TASK REQUIREMENTS ▸ Copy out the lines of the first block verbatim, from the line with "divider bbox=[381, 204, 620, 205]" up to and including the line with "step-badge-1: 1 bbox=[175, 350, 199, 374]".
-*-
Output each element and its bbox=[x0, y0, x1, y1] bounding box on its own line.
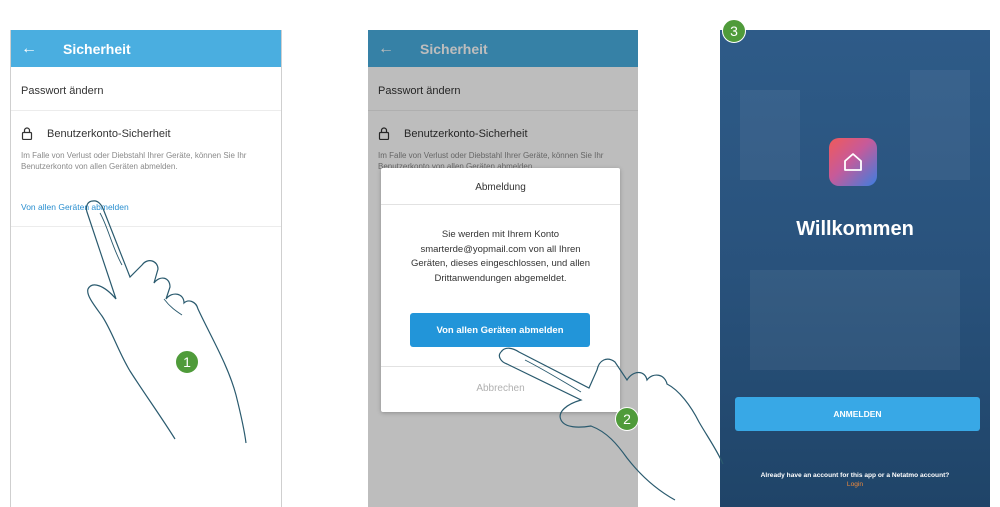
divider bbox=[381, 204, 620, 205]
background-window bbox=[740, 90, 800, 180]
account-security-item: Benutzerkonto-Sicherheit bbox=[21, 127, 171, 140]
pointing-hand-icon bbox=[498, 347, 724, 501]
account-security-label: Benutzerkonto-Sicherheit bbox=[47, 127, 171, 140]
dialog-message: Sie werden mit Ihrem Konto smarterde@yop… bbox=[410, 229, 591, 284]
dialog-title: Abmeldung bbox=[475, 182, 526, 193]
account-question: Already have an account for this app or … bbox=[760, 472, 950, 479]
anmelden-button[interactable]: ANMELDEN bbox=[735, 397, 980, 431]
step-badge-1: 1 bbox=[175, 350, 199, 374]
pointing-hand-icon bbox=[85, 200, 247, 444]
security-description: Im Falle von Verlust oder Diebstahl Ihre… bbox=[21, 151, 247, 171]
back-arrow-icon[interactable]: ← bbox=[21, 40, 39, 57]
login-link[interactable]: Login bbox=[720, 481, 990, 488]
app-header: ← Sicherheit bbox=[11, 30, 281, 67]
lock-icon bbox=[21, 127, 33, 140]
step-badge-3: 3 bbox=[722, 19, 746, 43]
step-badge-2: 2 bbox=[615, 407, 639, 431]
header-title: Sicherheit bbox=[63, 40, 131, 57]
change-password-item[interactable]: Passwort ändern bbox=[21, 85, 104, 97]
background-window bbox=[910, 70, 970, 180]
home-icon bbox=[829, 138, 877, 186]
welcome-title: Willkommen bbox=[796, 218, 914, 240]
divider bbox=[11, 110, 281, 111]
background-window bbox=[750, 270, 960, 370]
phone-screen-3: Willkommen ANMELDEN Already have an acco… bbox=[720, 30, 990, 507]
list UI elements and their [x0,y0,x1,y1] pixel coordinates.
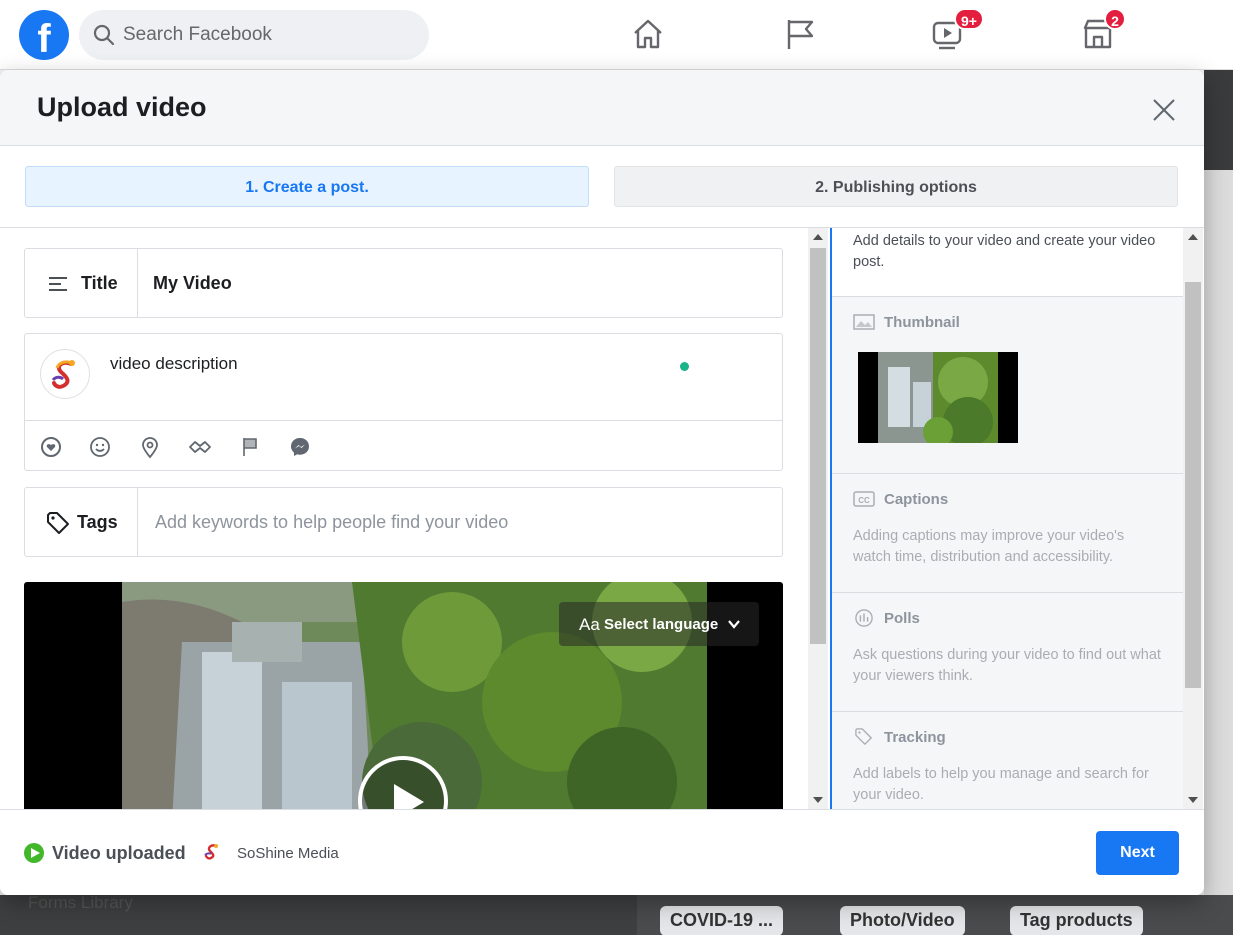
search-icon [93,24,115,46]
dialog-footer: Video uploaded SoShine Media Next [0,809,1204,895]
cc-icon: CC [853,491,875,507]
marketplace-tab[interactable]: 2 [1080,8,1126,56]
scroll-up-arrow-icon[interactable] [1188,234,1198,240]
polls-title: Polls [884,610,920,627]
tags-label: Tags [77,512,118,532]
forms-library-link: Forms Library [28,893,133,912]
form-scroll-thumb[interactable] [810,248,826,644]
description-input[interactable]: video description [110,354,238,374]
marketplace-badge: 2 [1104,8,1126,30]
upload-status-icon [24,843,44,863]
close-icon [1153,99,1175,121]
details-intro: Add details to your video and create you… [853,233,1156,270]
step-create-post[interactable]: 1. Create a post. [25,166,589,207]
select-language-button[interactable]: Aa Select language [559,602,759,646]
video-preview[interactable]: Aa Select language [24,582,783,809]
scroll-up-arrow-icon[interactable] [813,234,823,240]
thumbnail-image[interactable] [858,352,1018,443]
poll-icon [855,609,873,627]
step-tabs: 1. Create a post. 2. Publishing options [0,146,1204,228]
-*-
TASK OUTPUT ▸
divider bbox=[381, 204, 620, 205]
background-window bbox=[740, 90, 800, 180]
account-security-item: Benutzerkonto-Sicherheit bbox=[21, 127, 171, 140]
pointing-hand-icon bbox=[498, 347, 724, 501]
account-security-label: Benutzerkonto-Sicherheit bbox=[47, 127, 171, 140]
dialog-message: Sie werden mit Ihrem Konto smarterde@yop… bbox=[410, 229, 591, 284]
dialog-title: Abmeldung bbox=[475, 182, 526, 193]
account-question: Already have an account for this app or … bbox=[760, 472, 950, 479]
anmelden-button[interactable]: ANMELDEN bbox=[735, 397, 980, 431]
step-badge-1: 1 bbox=[175, 350, 199, 374]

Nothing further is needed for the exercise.